▶ _Task directions_: Show every line below where "object" can be found.

▶ _Records for this task_:
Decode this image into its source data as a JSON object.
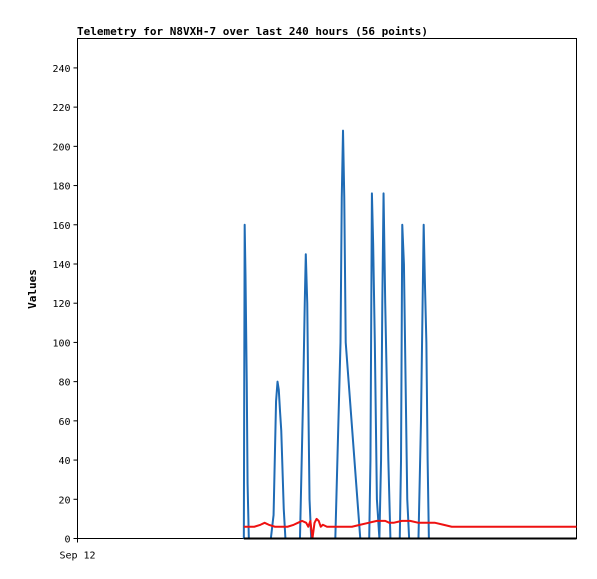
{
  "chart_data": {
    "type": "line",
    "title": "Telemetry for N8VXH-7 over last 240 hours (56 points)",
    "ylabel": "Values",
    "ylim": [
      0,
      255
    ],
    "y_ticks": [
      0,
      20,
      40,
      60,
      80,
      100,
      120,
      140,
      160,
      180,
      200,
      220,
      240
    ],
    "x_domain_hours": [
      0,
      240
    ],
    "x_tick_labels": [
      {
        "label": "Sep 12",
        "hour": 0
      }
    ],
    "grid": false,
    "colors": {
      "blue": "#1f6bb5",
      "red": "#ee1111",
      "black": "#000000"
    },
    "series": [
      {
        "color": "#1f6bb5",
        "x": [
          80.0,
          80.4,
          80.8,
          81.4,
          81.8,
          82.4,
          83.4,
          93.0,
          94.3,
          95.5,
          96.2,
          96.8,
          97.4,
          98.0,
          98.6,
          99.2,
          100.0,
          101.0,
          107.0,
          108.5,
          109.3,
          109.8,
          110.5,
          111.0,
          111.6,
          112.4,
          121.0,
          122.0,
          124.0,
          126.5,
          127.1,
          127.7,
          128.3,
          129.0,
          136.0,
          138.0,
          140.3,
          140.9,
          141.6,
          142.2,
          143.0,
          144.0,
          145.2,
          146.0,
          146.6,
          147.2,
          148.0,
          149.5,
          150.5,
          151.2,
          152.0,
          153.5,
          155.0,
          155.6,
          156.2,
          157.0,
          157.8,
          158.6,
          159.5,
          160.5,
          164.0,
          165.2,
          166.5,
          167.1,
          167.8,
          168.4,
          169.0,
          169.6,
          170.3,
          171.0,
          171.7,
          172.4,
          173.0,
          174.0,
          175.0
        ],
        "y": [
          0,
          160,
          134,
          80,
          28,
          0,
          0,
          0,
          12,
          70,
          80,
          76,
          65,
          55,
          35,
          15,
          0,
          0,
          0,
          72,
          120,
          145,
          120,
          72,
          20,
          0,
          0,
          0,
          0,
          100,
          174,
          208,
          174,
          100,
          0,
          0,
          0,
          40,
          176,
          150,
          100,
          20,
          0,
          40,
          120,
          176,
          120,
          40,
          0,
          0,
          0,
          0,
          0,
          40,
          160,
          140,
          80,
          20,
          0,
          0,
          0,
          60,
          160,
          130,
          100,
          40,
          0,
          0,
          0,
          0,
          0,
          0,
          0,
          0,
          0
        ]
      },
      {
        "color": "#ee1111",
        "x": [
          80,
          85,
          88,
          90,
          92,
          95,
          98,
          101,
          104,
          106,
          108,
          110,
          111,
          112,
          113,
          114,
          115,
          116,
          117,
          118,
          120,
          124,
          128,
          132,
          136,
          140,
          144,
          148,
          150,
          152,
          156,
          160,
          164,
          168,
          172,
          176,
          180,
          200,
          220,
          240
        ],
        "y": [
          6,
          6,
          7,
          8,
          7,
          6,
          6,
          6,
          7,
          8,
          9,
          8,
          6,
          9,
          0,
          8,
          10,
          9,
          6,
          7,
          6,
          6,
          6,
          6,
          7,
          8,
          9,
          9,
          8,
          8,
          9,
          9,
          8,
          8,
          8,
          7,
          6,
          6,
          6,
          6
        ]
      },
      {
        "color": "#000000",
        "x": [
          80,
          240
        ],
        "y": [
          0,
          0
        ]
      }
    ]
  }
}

...

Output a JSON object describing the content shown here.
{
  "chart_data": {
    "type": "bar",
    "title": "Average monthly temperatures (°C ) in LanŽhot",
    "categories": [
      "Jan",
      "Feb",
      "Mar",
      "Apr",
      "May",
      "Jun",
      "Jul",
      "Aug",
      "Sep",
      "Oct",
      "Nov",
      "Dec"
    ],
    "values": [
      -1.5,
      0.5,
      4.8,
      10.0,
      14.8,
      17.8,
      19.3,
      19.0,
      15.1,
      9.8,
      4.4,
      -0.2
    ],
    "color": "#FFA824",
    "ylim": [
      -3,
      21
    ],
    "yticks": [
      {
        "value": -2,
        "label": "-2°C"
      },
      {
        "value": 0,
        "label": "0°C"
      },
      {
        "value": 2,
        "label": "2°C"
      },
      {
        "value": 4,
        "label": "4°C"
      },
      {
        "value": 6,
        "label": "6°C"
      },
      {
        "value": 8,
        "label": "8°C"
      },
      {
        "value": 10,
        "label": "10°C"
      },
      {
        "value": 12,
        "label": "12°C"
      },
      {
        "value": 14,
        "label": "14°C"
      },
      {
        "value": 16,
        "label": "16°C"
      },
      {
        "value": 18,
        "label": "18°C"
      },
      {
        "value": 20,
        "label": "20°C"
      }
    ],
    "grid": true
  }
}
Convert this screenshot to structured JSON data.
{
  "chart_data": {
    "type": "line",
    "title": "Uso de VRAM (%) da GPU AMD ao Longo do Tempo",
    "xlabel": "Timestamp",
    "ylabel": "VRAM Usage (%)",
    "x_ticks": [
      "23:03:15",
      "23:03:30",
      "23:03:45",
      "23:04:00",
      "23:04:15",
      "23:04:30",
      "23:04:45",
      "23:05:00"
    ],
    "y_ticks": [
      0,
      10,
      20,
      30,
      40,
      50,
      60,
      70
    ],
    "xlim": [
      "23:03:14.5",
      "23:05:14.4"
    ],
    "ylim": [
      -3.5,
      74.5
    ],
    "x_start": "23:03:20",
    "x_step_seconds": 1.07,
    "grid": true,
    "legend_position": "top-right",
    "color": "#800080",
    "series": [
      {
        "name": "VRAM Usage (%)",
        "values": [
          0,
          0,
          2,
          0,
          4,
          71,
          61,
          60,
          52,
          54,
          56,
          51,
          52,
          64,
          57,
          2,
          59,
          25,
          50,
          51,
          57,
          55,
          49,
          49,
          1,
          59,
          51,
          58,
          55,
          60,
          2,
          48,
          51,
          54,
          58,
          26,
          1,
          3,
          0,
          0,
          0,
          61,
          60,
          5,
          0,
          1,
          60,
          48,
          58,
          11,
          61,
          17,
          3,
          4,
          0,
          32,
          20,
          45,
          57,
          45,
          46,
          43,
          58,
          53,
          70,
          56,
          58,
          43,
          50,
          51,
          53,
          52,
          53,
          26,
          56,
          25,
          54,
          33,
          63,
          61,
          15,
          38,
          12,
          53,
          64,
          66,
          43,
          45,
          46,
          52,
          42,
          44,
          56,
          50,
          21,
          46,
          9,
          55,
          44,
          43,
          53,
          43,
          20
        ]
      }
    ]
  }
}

▶ _Result for this task_:
Decode this image into its source data as a JSON object.
Output a JSON object describing the content shown here.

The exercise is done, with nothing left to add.